◆ **EXERCISE OBJECTIVE**:
Transcribe the lines below verbatim, skipping the images.

Extracted data entries:
= = = = = = =

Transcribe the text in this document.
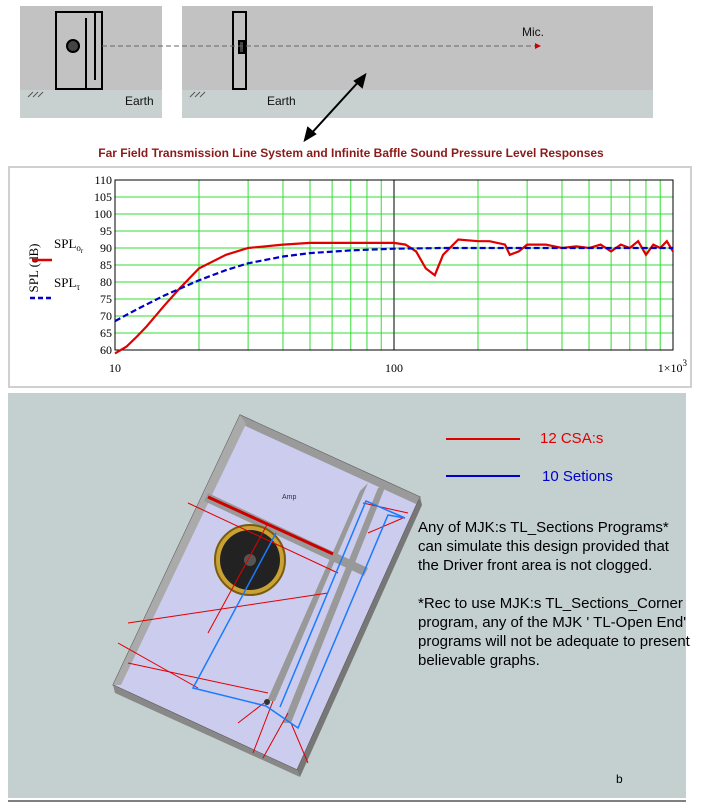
Earth	Earth
Mic.
Far Field Transmission Line System and Infinite Baffle Sound Pressure Level Responses
60
65
70
75
80
85
90
95
100
105
110
10	100	$1\times 10^3$
SPL (dB) $SPL_or$
$SPL_\tau$
Amp
12 CSA:s
10 Setions

Any of MJK:s TL_Sections Programs* can simulate this design provided that the Driver front area is not clogged.

*Rec to use MJK:s TL_Sections_Corner program, any of the MJK ' TL-Open End' programs will not be adequate to present believable graphs.

b
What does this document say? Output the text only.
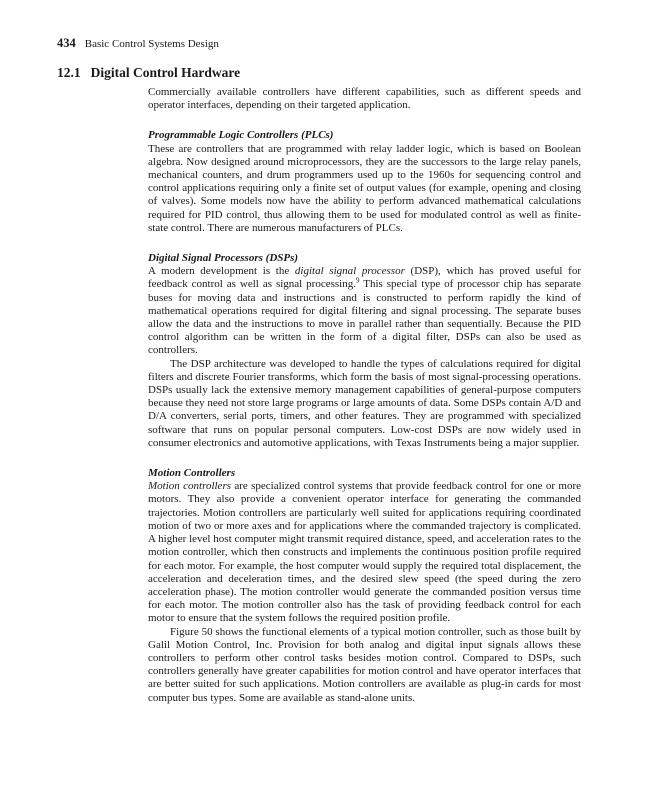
434 Basic Control Systems Design
12.1 Digital Control Hardware

Commercially available controllers have different capabilities, such as different speeds and operator interfaces, depending on their targeted application.

Programmable Logic Controllers (PLCs)

These are controllers that are programmed with relay ladder logic, which is based on Boolean algebra. Now designed around microprocessors, they are the successors to the large relay panels, mechanical counters, and drum programmers used up to the 1960s for sequencing control and control applications requiring only a finite set of output values (for example, opening and closing of valves). Some models now have the ability to perform advanced mathematical calculations required for PID control, thus allowing them to be used for modulated control as well as finite-state control. There are numerous manufacturers of PLCs.

Digital Signal Processors (DSPs)

A modern development is the digital signal processor (DSP), which has proved useful for feedback control as well as signal processing.$^9$ This special type of processor chip has separate buses for moving data and instructions and is constructed to perform rapidly the kind of mathematical operations required for digital filtering and signal processing. The separate buses allow the data and the instructions to move in parallel rather than sequentially. Because the PID control algorithm can be written in the form of a digital filter, DSPs can also be used as controllers.

The DSP architecture was developed to handle the types of calculations required for digital filters and discrete Fourier transforms, which form the basis of most signal-processing operations. DSPs usually lack the extensive memory management capabilities of general-purpose computers because they need not store large programs or large amounts of data. Some DSPs contain A/D and D/A converters, serial ports, timers, and other features. They are programmed with specialized software that runs on popular personal computers. Low-cost DSPs are now widely used in consumer electronics and automotive applications, with Texas Instruments being a major supplier.

Motion Controllers

Motion controllers are specialized control systems that provide feedback control for one or more motors. They also provide a convenient operator interface for generating the commanded trajectories. Motion controllers are particularly well suited for applications requiring coordinated motion of two or more axes and for applications where the commanded trajectory is complicated. A higher level host computer might transmit required distance, speed, and acceleration rates to the motion controller, which then constructs and implements the continuous position profile required for each motor. For example, the host computer would supply the required total displacement, the acceleration and deceleration times, and the desired slew speed (the speed during the zero acceleration phase). The motion controller would generate the commanded position versus time for each motor. The motion controller also has the task of providing feedback control for each motor to ensure that the system follows the required position profile.

Figure 50 shows the functional elements of a typical motion controller, such as those built by Galil Motion Control, Inc. Provision for both analog and digital input signals allows these controllers to perform other control tasks besides motion control. Compared to DSPs, such controllers generally have greater capabilities for motion control and have operator interfaces that are better suited for such applications. Motion controllers are available as plug-in cards for most computer bus types. Some are available as stand-alone units.
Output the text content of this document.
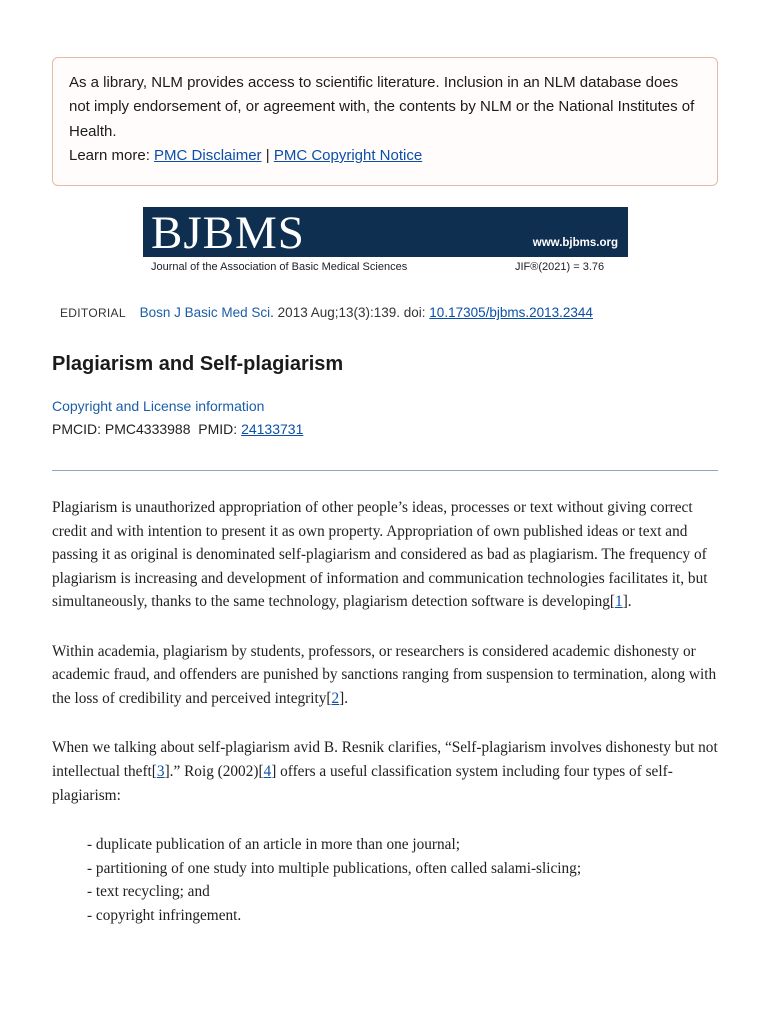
As a library, NLM provides access to scientific literature. Inclusion in an NLM database does not imply endorsement of, or agreement with, the contents by NLM or the National Institutes of Health.
Learn more: PMC Disclaimer | PMC Copyright Notice
BJBMS	www.bjbms.org
Journal of the Association of Basic Medical Sciences	JIF®(2021) = 3.76
EDITORIAL Bosn J Basic Med Sci. 2013 Aug;13(3):139. doi: 10.17305/bjbms.2013.2344
Plagiarism and Self-plagiarism
Copyright and License information
PMCID: PMC4333988  PMID: 24133731

Plagiarism is unauthorized appropriation of other people’s ideas, processes or text without giving correct credit and with intention to present it as own property. Appropriation of own published ideas or text and passing it as original is denominated self-plagiarism and considered as bad as plagiarism. The frequency of plagiarism is increasing and development of information and communication technologies facilitates it, but simultaneously, thanks to the same technology, plagiarism detection software is developing[1].

Within academia, plagiarism by students, professors, or researchers is considered academic dishonesty or academic fraud, and offenders are punished by sanctions ranging from suspension to termination, along with the loss of credibility and perceived integrity[2].

When we talking about self-plagiarism avid B. Resnik clarifies, “Self-plagiarism involves dishonesty but not intellectual theft[3].” Roig (2002)[4] offers a useful classification system including four types of self-plagiarism:

- duplicate publication of an article in more than one journal;
- partitioning of one study into multiple publications, often called salami-slicing;
- text recycling; and
- copyright infringement.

= = = = = = =

◆ **EXPECTED ANSWER**:
Transcribe the text in this document.
Earth	Earth
Mic.
Far Field Transmission Line System and Infinite Baffle Sound Pressure Level Responses
60
65
70
75
80
85
90
95
100
105
110
10	100	$1\times 10^3$
SPL (dB) $SPL_or$
$SPL_\tau$
Amp
12 CSA:s
10 Setions

Any of MJK:s TL_Sections Programs* can simulate this design provided that the Driver front area is not clogged.

*Rec to use MJK:s TL_Sections_Corner program, any of the MJK ' TL-Open End' programs will not be adequate to present believable graphs.

b
What does this document say? Output the text only.
434 Basic Control Systems Design
12.1 Digital Control Hardware

Commercially available controllers have different capabilities, such as different speeds and operator interfaces, depending on their targeted application.

Programmable Logic Controllers (PLCs)

These are controllers that are programmed with relay ladder logic, which is based on Boolean algebra. Now designed around microprocessors, they are the successors to the large relay panels, mechanical counters, and drum programmers used up to the 1960s for sequencing control and control applications requiring only a finite set of output values (for example, opening and closing of valves). Some models now have the ability to perform advanced mathematical calculations required for PID control, thus allowing them to be used for modulated control as well as finite-state control. There are numerous manufacturers of PLCs.

Digital Signal Processors (DSPs)

A modern development is the digital signal processor (DSP), which has proved useful for feedback control as well as signal processing.$^9$ This special type of processor chip has separate buses for moving data and instructions and is constructed to perform rapidly the kind of mathematical operations required for digital filtering and signal processing. The separate buses allow the data and the instructions to move in parallel rather than sequentially. Because the PID control algorithm can be written in the form of a digital filter, DSPs can also be used as controllers.

The DSP architecture was developed to handle the types of calculations required for digital filters and discrete Fourier transforms, which form the basis of most signal-processing operations. DSPs usually lack the extensive memory management capabilities of general-purpose computers because they need not store large programs or large amounts of data. Some DSPs contain A/D and D/A converters, serial ports, timers, and other features. They are programmed with specialized software that runs on popular personal computers. Low-cost DSPs are now widely used in consumer electronics and automotive applications, with Texas Instruments being a major supplier.

Motion Controllers

Motion controllers are specialized control systems that provide feedback control for one or more motors. They also provide a convenient operator interface for generating the commanded trajectories. Motion controllers are particularly well suited for applications requiring coordinated motion of two or more axes and for applications where the commanded trajectory is complicated. A higher level host computer might transmit required distance, speed, and acceleration rates to the motion controller, which then constructs and implements the continuous position profile required for each motor. For example, the host computer would supply the required total displacement, the acceleration and deceleration times, and the desired slew speed (the speed during the zero acceleration phase). The motion controller would generate the commanded position versus time for each motor. The motion controller also has the task of providing feedback control for each motor to ensure that the system follows the required position profile.

Figure 50 shows the functional elements of a typical motion controller, such as those built by Galil Motion Control, Inc. Provision for both analog and digital input signals allows these controllers to perform other control tasks besides motion control. Compared to DSPs, such controllers generally have greater capabilities for motion control and have operator interfaces that are better suited for such applications. Motion controllers are available as plug-in cards for most computer bus types. Some are available as stand-alone units.
Output the text content of this document.
As a library, NLM provides access to scientific literature. Inclusion in an NLM database does not imply endorsement of, or agreement with, the contents by NLM or the National Institutes of Health.
Learn more: PMC Disclaimer | PMC Copyright Notice
BJBMS	www.bjbms.org
Journal of the Association of Basic Medical Sciences	JIF®(2021) = 3.76
EDITORIAL Bosn J Basic Med Sci. 2013 Aug;13(3):139. doi: 10.17305/bjbms.2013.2344
Plagiarism and Self-plagiarism
Copyright and License information
PMCID: PMC4333988  PMID: 24133731

Plagiarism is unauthorized appropriation of other people’s ideas, processes or text without giving correct credit and with intention to present it as own property. Appropriation of own published ideas or text and passing it as original is denominated self-plagiarism and considered as bad as plagiarism. The frequency of plagiarism is increasing and development of information and communication technologies facilitates it, but simultaneously, thanks to the same technology, plagiarism detection software is developing[1].

Within academia, plagiarism by students, professors, or researchers is considered academic dishonesty or academic fraud, and offenders are punished by sanctions ranging from suspension to termination, along with the loss of credibility and perceived integrity[2].

When we talking about self-plagiarism avid B. Resnik clarifies, “Self-plagiarism involves dishonesty but not intellectual theft[3].” Roig (2002)[4] offers a useful classification system including four types of self-plagiarism:

- duplicate publication of an article in more than one journal;
- partitioning of one study into multiple publications, often called salami-slicing;
- text recycling; and
- copyright infringement.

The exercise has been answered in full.